* **Written request**
Filter the records below down to lines containing "effective".
-------------------------
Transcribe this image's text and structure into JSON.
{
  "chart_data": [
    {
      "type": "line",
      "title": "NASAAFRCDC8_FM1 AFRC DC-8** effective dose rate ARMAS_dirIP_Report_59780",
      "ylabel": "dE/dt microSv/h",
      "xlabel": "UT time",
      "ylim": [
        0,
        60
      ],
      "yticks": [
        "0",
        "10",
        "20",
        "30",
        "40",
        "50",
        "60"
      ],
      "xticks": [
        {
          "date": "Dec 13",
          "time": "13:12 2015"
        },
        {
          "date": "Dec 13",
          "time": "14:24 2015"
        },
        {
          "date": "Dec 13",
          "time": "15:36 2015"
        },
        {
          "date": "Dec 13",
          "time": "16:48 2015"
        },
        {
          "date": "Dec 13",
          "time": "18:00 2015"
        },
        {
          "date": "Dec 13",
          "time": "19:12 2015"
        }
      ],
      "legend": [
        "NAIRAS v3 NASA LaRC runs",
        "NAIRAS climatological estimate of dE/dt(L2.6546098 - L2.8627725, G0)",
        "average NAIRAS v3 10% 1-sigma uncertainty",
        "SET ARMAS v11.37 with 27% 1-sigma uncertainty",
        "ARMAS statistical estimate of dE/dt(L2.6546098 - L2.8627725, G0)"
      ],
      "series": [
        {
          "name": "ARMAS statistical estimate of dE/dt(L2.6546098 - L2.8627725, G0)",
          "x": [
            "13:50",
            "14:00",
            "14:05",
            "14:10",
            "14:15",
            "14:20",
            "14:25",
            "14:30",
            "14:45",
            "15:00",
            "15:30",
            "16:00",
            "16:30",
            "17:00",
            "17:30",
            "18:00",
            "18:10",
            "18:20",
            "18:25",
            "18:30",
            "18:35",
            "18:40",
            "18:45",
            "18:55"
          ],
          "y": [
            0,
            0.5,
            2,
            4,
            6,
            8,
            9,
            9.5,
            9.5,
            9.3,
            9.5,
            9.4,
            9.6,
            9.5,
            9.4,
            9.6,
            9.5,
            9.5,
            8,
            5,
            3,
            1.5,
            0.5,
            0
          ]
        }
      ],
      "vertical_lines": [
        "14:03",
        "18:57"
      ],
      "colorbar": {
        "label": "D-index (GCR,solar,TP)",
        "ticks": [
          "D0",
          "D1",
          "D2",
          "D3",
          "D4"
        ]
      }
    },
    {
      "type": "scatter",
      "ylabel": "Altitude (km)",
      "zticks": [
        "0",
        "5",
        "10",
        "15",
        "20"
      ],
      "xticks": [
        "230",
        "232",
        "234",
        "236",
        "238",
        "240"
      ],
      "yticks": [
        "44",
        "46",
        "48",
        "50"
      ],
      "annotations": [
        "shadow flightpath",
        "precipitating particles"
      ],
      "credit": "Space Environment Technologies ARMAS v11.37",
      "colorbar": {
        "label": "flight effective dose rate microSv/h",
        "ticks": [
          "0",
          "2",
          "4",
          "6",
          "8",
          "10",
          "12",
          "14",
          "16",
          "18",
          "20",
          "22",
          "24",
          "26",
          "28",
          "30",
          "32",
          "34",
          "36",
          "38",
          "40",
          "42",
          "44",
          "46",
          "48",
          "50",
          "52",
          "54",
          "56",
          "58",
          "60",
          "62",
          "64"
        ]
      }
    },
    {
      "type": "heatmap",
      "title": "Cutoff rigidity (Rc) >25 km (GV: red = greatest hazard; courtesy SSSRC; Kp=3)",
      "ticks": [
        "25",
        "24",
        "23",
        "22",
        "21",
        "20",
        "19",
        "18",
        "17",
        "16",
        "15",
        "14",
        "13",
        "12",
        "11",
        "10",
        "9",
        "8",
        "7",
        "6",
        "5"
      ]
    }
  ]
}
-------------------------
* **The solution**
      "title": "NASAAFRCDC8_FM1 AFRC DC-8** effective dose rate ARMAS_dirIP_Report_59780",
        "label": "flight effective dose rate microSv/h",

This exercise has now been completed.